In the data below, locate each line with the word "sind" and list it.
# START OF Material for this task
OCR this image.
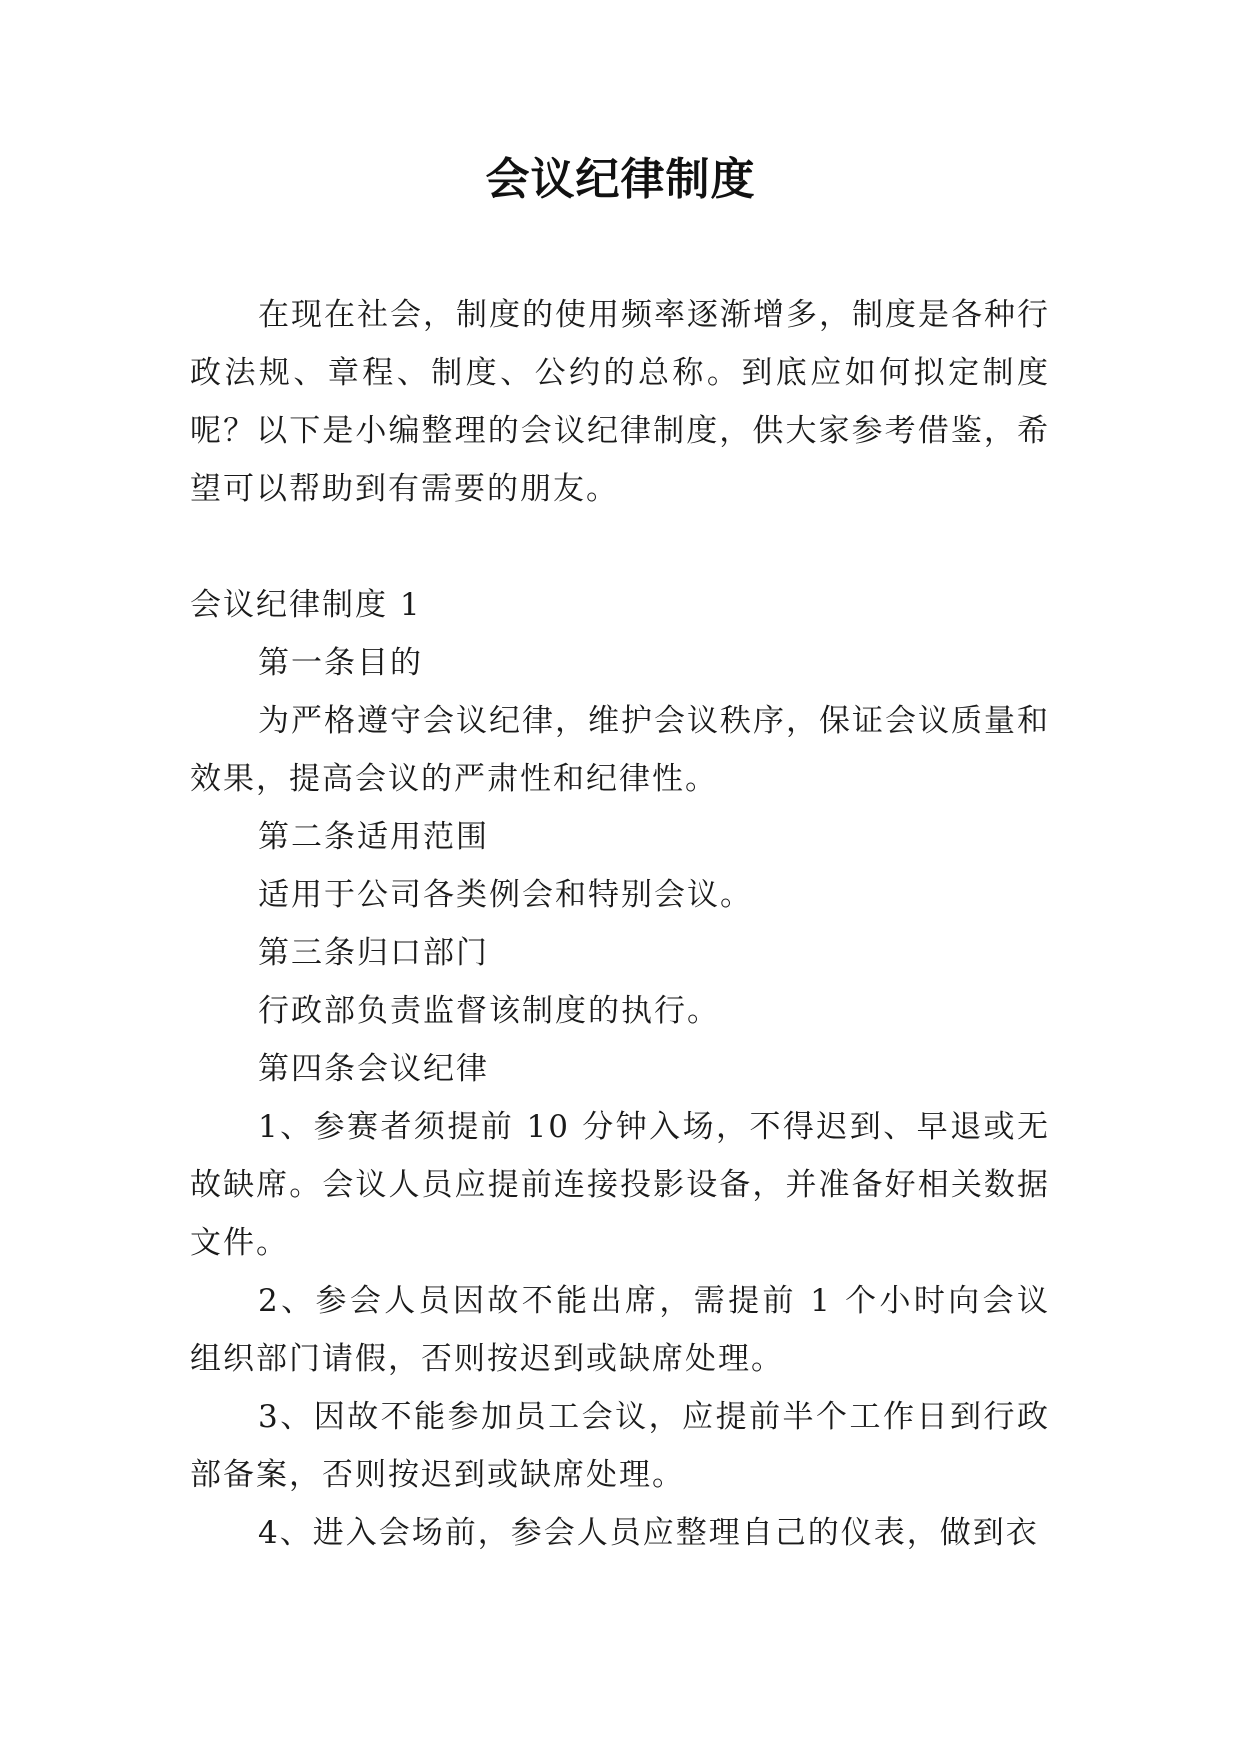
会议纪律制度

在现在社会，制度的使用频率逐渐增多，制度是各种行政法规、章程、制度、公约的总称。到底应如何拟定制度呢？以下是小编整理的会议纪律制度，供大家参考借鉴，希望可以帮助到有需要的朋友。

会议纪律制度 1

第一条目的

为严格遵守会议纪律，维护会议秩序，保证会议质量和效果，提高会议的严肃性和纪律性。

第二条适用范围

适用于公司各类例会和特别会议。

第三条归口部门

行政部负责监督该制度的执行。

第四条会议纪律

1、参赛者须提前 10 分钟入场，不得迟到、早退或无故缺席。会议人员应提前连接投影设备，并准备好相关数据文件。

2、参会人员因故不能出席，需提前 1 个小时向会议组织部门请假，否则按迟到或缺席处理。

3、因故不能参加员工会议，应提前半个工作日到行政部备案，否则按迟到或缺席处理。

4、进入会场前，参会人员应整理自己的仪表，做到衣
# END OF Material for this task
# START OF Material for this task
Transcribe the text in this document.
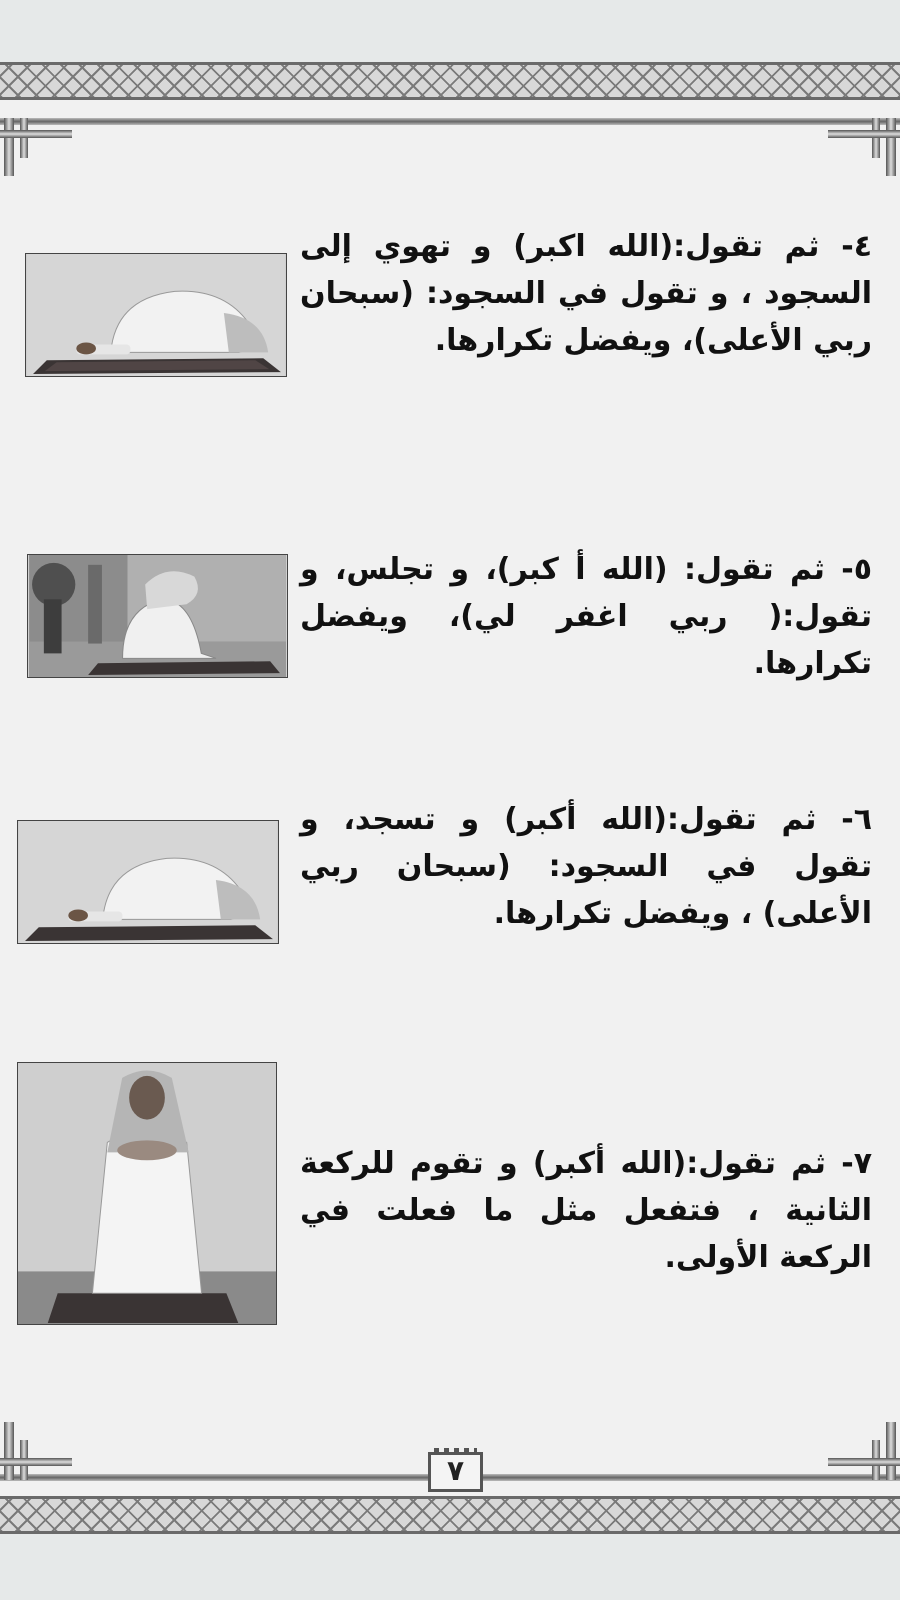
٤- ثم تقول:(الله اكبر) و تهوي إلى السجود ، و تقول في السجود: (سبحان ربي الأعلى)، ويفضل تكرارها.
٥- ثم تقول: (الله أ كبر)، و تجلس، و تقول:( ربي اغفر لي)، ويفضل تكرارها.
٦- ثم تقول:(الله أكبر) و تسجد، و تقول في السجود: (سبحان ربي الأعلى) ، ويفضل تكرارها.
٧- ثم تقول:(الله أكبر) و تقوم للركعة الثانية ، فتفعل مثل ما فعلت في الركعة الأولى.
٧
# END OF Material for this task
# START OF Material for this task
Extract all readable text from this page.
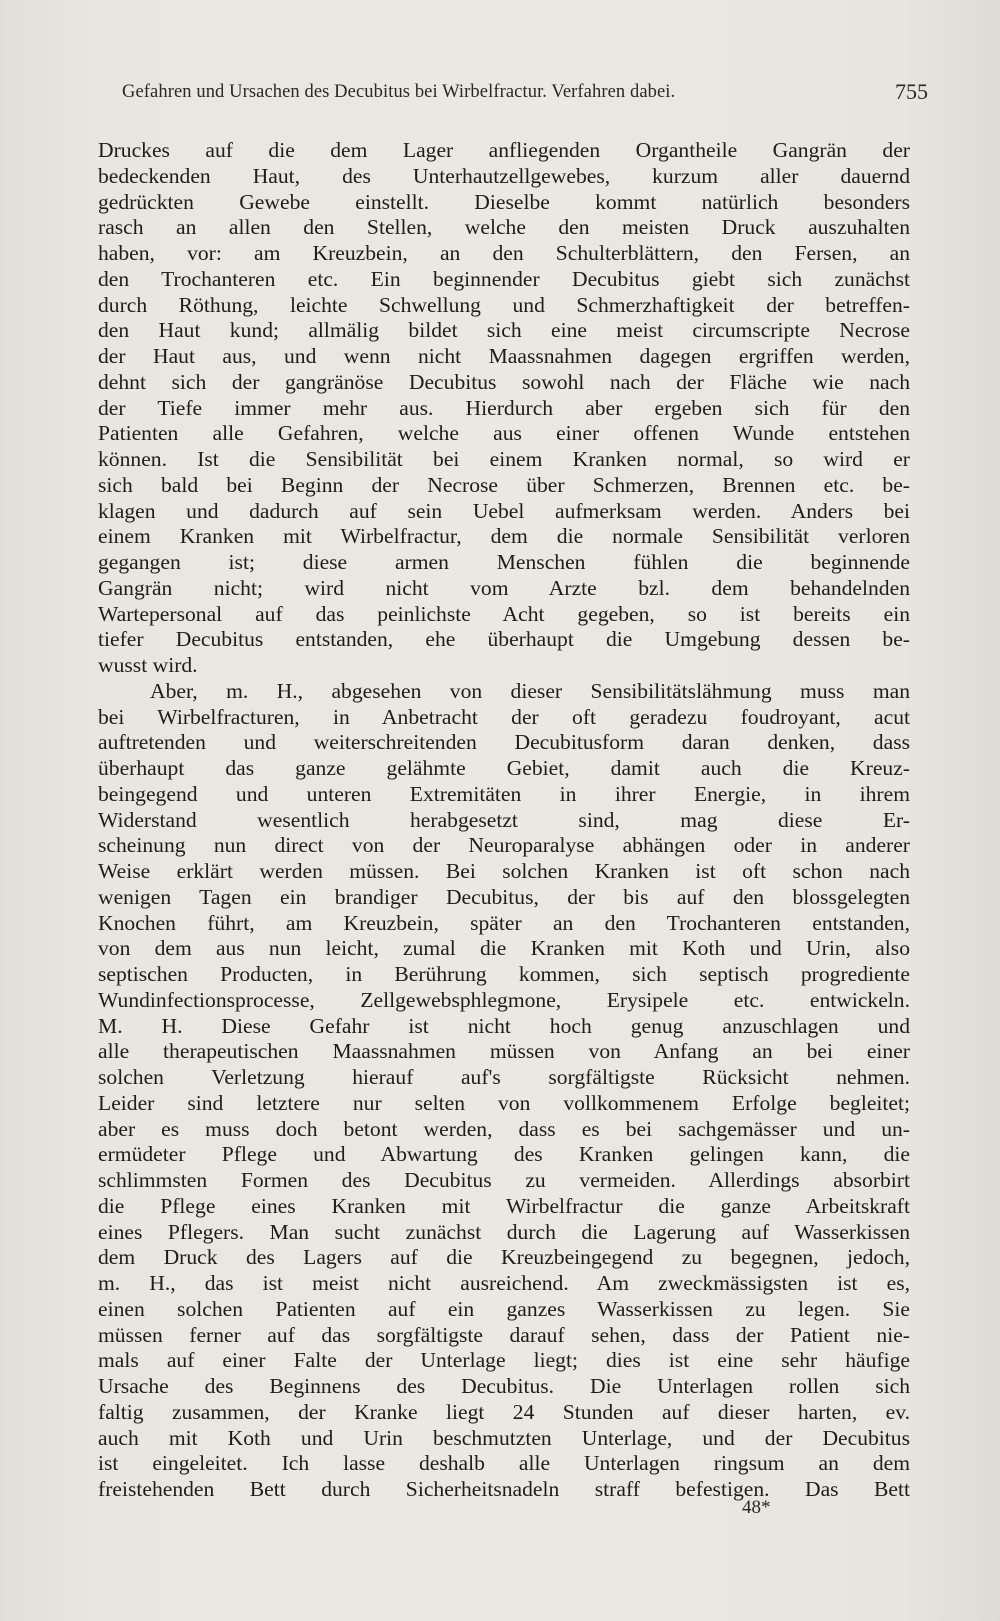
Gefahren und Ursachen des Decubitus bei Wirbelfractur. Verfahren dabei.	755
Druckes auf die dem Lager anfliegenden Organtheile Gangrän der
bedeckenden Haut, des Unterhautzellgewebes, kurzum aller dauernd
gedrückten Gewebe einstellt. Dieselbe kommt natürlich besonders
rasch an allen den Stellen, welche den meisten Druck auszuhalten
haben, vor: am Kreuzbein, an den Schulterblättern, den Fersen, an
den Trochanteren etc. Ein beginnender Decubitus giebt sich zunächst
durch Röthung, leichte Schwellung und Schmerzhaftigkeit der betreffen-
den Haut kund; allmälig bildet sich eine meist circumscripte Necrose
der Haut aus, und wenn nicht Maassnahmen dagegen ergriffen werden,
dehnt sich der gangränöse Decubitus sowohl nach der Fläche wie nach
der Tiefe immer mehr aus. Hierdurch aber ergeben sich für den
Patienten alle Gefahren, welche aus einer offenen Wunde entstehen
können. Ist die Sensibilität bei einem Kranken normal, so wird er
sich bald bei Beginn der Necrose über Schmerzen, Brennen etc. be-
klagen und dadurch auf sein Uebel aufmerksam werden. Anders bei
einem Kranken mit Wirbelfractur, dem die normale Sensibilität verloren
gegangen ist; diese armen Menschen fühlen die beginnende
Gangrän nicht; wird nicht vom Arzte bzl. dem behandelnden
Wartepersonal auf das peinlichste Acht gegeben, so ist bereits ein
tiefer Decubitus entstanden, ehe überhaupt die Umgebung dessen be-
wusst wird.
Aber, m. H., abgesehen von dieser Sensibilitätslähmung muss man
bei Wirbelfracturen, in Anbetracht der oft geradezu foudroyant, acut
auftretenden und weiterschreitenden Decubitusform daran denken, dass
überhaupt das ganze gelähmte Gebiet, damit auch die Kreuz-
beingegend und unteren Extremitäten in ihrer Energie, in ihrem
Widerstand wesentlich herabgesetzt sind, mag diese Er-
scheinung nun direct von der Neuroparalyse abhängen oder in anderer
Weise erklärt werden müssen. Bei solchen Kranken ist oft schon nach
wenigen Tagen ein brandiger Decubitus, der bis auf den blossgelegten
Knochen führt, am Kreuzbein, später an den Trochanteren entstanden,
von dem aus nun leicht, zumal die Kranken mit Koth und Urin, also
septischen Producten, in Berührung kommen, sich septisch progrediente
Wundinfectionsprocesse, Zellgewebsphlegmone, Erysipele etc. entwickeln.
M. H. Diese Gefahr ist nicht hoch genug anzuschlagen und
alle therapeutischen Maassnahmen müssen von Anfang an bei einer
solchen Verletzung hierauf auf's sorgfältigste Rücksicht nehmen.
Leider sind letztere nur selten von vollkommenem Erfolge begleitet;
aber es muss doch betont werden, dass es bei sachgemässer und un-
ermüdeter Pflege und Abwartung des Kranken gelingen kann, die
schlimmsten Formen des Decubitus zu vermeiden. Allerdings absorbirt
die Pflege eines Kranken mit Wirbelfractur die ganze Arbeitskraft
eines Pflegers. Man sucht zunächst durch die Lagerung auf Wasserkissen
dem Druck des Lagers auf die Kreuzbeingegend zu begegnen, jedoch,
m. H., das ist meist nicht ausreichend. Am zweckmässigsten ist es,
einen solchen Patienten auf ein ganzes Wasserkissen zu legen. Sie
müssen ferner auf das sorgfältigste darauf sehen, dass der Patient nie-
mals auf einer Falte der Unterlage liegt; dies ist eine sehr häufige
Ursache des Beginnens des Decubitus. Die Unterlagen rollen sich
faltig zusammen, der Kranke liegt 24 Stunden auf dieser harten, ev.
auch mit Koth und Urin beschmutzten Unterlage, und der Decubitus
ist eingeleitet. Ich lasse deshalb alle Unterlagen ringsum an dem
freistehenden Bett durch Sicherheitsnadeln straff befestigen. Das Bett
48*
# END OF Material for this task
Solution to this problem:
Widerstand wesentlich herabgesetzt sind, mag diese Er-
Leider sind letztere nur selten von vollkommenem Erfolge begleitet;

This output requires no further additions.